• Given instruction
Locate the word "الأنعام" in the material, then show every line that holds it.

• Supplied data
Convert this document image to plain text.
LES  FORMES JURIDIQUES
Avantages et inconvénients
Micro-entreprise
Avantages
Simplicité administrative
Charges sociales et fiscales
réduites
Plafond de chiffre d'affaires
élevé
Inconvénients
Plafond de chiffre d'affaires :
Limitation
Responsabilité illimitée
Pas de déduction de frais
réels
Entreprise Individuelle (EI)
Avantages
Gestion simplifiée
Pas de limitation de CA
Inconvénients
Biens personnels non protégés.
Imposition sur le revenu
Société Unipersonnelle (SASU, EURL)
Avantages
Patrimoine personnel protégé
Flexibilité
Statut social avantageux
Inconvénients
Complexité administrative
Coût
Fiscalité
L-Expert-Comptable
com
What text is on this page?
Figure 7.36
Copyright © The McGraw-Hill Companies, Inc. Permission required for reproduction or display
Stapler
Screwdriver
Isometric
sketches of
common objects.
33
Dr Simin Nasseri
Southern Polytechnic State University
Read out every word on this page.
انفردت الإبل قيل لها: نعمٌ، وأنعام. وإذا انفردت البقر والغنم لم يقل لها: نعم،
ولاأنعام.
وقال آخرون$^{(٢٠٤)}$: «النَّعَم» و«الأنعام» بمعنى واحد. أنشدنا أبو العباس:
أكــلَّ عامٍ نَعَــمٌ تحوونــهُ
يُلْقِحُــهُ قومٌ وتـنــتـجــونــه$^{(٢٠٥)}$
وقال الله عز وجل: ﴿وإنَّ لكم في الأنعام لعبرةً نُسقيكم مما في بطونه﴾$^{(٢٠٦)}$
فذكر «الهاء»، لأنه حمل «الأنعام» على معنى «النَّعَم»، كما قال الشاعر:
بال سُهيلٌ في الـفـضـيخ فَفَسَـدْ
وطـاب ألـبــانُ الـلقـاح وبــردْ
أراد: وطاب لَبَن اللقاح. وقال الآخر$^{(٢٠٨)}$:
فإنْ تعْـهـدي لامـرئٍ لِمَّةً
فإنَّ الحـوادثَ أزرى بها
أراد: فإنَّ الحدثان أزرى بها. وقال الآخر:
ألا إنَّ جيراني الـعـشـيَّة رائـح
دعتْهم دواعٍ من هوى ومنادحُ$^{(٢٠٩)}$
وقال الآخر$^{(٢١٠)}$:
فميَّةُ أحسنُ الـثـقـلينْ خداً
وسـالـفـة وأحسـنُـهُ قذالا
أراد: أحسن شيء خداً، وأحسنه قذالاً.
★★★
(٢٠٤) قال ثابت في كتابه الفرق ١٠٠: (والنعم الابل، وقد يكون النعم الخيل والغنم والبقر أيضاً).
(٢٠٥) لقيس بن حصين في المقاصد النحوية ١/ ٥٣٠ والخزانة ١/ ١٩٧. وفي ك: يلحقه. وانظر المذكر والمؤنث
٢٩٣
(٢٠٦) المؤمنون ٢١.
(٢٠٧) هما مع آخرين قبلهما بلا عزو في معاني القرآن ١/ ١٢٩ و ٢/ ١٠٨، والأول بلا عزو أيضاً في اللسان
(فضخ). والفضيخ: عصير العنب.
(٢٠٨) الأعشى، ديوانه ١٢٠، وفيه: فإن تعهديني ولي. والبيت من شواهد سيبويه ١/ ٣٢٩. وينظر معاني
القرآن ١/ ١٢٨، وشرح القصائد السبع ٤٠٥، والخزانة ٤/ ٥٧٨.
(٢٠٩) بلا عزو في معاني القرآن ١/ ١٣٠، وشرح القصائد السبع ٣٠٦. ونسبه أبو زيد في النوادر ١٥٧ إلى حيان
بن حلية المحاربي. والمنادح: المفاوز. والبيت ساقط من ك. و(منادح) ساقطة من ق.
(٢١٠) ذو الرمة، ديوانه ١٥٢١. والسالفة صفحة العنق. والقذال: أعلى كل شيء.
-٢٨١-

• Reply
وقال آخرون$^{(٢٠٤)}$: «النَّعَم» و«الأنعام» بمعنى واحد. أنشدنا أبو العباس:
وقال الله عز وجل: ﴿وإنَّ لكم في الأنعام لعبرةً نُسقيكم مما في بطونه﴾$^{(٢٠٦)}$
فذكر «الهاء»، لأنه حمل «الأنعام» على معنى «النَّعَم»، كما قال الشاعر:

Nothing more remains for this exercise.